Dataset extract —
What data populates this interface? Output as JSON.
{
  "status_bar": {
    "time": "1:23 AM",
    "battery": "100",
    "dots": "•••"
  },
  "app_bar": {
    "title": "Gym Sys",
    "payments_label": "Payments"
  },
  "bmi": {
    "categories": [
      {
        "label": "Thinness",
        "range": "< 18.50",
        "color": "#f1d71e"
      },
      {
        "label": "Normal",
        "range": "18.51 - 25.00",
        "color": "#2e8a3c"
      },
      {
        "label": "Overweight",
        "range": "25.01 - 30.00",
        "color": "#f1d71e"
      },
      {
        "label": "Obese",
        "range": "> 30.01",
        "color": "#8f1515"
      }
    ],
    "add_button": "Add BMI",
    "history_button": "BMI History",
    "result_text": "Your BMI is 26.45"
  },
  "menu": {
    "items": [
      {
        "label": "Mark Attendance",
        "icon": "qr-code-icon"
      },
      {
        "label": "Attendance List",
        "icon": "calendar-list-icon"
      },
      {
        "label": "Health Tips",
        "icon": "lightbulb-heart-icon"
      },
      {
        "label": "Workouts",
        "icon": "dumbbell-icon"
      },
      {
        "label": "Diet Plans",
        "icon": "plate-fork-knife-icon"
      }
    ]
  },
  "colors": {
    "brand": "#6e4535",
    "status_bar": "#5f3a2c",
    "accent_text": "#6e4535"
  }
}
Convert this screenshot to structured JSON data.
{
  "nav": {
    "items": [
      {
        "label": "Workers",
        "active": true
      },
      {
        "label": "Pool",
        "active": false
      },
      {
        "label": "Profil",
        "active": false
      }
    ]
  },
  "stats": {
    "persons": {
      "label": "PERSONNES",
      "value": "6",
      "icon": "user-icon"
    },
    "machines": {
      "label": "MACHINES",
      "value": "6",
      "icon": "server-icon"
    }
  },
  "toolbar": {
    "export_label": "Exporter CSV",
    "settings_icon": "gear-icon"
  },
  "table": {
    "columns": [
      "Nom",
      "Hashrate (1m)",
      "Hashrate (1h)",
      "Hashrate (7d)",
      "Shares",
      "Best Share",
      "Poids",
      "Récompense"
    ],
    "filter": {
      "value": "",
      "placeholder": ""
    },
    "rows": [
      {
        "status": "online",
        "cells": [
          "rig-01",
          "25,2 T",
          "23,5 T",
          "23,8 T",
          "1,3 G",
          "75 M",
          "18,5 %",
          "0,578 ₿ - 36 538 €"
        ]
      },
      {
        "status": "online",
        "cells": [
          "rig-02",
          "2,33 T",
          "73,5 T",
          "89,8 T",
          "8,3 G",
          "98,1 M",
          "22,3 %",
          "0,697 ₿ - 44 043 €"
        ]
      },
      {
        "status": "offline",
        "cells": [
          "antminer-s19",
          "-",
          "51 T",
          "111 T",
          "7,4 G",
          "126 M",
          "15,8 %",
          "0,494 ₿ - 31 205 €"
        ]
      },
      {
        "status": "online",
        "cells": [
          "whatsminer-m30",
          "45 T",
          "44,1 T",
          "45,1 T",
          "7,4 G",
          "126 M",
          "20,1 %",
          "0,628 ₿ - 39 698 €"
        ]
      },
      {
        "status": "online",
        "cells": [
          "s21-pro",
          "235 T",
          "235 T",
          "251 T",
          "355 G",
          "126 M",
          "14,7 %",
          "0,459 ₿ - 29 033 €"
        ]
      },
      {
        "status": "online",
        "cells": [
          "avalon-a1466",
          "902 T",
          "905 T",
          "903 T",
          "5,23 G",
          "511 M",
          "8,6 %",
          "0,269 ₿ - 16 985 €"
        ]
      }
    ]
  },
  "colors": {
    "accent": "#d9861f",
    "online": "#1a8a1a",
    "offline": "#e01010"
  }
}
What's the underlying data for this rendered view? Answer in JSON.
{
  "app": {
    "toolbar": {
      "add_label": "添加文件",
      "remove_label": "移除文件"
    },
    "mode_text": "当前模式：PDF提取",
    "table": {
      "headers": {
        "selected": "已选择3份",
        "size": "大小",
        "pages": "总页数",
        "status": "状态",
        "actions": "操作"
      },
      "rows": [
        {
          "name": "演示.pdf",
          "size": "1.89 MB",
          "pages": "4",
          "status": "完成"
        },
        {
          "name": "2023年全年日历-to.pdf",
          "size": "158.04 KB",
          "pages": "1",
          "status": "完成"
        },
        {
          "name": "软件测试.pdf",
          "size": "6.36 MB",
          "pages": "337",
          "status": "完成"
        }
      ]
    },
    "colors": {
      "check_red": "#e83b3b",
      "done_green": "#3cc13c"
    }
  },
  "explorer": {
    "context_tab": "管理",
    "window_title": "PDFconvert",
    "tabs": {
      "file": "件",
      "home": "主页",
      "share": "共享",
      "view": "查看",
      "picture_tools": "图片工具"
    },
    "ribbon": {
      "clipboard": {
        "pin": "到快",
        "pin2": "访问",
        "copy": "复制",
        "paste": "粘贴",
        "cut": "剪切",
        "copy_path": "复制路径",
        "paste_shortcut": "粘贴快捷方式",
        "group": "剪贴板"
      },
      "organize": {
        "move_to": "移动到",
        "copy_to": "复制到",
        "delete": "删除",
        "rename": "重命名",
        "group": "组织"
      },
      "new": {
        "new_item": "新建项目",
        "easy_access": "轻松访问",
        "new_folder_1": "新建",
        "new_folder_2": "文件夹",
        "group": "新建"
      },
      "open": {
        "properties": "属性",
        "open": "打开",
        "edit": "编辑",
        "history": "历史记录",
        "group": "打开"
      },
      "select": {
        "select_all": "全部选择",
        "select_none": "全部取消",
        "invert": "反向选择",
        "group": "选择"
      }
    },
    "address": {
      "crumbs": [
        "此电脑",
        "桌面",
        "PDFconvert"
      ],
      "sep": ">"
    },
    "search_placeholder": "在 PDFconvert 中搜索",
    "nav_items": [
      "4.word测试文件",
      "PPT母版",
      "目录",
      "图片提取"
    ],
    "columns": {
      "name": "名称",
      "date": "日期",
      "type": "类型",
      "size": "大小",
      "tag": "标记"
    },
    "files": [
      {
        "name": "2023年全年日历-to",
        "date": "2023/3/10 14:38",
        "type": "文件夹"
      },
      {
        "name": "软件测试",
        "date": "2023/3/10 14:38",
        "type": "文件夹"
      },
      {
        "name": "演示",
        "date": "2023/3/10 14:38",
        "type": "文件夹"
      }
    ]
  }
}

Your task —
Copy out every line from the data above that has "size" in it.

Solution to the exercise —
        "size": "大小",
          "size": "1.89 MB",
          "size": "158.04 KB",
          "size": "6.36 MB",
      "size": "大小",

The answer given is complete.